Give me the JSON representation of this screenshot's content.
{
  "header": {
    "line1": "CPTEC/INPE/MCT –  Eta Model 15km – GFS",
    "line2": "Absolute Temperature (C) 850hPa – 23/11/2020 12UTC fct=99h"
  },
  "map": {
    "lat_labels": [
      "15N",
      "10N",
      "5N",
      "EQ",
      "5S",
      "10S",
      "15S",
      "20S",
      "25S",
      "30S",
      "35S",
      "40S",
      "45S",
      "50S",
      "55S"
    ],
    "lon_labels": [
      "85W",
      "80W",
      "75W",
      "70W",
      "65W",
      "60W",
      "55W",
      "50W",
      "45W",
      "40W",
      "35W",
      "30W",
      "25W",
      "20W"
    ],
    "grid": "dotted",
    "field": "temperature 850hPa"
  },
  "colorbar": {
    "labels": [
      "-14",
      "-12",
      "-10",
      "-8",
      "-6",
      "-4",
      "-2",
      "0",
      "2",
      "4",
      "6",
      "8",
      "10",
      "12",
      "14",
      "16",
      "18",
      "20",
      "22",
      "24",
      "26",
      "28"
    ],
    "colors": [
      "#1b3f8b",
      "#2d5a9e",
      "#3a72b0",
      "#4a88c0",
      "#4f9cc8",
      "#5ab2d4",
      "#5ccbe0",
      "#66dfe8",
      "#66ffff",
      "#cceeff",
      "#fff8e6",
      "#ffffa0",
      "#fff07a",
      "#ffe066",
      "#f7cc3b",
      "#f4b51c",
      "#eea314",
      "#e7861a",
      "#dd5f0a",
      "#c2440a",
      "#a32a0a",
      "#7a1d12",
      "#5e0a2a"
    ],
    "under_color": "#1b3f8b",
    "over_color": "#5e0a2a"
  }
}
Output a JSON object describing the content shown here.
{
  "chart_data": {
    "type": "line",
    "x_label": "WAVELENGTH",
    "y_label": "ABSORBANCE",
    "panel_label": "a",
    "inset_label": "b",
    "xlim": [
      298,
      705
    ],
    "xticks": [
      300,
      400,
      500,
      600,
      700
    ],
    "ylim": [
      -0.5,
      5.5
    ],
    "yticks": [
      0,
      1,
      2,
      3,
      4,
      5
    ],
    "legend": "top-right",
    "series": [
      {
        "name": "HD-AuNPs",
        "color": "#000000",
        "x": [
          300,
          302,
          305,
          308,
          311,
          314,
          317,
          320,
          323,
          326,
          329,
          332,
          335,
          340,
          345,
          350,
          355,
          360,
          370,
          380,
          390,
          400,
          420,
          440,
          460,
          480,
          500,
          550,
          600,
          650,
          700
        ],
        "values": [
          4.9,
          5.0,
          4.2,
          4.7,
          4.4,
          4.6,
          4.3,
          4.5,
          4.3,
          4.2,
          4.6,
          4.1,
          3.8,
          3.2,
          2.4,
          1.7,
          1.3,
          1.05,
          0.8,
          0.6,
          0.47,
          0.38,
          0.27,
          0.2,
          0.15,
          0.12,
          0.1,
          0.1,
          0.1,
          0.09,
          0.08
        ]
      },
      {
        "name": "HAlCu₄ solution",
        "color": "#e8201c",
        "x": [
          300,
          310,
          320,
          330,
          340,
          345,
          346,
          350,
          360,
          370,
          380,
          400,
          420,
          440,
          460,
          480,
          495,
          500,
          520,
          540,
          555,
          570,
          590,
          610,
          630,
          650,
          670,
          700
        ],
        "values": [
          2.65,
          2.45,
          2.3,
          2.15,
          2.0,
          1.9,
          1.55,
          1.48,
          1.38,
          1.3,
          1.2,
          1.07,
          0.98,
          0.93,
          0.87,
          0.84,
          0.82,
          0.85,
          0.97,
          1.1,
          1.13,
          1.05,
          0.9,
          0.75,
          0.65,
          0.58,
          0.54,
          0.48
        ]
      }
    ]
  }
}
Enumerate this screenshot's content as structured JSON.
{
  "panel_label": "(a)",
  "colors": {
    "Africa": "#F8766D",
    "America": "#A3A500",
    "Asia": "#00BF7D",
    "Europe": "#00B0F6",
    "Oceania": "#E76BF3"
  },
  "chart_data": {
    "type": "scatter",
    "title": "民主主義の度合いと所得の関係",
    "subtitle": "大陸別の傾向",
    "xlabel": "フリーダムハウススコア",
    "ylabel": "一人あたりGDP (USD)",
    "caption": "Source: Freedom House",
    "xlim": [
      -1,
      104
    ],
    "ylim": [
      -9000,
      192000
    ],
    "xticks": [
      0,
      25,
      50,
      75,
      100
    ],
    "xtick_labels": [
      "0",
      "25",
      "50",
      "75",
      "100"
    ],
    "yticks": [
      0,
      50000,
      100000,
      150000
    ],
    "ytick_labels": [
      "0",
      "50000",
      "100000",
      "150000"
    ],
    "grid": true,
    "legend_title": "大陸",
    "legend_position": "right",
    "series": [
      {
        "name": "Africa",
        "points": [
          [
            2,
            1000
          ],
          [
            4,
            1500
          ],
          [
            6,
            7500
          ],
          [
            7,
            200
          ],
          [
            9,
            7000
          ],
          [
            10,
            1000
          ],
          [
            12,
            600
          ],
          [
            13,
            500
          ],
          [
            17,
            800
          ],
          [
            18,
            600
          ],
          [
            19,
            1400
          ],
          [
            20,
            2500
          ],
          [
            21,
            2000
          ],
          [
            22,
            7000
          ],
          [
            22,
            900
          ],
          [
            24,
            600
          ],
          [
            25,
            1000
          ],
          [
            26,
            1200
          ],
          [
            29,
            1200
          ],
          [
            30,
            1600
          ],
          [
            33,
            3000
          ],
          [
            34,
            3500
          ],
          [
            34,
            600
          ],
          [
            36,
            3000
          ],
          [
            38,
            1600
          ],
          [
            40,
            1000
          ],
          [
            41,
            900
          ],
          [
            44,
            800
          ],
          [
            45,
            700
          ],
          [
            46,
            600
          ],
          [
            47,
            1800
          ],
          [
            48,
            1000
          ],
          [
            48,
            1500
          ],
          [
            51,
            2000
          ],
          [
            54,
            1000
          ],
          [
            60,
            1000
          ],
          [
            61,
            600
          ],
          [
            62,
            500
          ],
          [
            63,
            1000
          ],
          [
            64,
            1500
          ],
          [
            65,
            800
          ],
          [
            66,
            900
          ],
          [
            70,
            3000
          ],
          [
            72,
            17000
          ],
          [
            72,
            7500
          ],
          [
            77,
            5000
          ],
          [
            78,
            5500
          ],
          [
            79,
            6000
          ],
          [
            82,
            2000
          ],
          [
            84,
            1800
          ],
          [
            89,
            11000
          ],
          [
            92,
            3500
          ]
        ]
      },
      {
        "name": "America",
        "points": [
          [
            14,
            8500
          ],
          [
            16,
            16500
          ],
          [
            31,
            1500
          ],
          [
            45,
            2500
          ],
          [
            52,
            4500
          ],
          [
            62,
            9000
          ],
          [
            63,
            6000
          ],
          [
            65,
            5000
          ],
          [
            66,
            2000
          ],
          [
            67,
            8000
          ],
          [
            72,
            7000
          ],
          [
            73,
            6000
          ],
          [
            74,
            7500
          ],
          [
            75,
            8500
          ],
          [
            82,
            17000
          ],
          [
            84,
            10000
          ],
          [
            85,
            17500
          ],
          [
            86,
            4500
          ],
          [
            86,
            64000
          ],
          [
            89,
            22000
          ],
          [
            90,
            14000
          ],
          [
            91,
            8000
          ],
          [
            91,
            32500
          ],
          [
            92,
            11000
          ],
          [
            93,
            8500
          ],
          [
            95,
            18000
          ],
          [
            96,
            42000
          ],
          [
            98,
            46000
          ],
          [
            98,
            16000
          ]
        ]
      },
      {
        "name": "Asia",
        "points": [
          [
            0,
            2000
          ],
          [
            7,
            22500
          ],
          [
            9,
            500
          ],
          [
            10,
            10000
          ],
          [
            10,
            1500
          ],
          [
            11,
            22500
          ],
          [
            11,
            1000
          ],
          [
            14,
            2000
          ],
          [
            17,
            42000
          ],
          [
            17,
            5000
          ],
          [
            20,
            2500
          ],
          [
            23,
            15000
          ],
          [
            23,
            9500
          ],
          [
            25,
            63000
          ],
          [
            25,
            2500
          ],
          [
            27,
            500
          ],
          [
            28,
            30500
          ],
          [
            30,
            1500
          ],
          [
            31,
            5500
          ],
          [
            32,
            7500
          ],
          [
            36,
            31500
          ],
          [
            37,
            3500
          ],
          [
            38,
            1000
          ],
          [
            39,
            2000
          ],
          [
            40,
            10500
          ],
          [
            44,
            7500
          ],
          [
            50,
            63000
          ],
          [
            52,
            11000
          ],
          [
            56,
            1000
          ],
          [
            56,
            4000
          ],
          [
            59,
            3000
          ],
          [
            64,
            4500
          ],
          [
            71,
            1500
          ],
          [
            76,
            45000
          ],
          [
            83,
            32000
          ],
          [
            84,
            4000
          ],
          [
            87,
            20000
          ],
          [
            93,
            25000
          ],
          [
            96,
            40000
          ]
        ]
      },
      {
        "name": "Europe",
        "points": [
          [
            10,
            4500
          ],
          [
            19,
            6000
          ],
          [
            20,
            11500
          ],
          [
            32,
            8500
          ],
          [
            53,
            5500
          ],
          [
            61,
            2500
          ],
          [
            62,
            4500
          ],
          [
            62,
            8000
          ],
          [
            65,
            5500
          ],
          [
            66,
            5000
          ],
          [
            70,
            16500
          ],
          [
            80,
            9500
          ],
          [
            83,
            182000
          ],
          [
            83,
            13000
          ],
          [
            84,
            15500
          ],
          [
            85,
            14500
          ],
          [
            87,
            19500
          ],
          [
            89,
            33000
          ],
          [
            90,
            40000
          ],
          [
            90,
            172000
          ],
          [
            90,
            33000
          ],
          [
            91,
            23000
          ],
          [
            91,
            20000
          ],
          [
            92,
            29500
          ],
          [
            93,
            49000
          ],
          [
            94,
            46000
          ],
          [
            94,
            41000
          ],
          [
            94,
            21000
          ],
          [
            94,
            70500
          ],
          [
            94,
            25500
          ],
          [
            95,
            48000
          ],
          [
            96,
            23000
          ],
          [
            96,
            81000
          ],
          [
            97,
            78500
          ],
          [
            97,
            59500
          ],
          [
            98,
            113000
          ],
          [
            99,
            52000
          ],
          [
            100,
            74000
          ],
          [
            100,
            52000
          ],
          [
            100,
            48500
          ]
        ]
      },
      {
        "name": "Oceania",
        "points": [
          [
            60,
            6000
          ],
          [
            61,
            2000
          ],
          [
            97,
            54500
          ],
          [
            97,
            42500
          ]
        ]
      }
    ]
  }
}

Task description:
Check each line above for the word "right", and copy the lines where it appears.

Result of the task:
    "legend": "top-right",
    "legend_position": "right",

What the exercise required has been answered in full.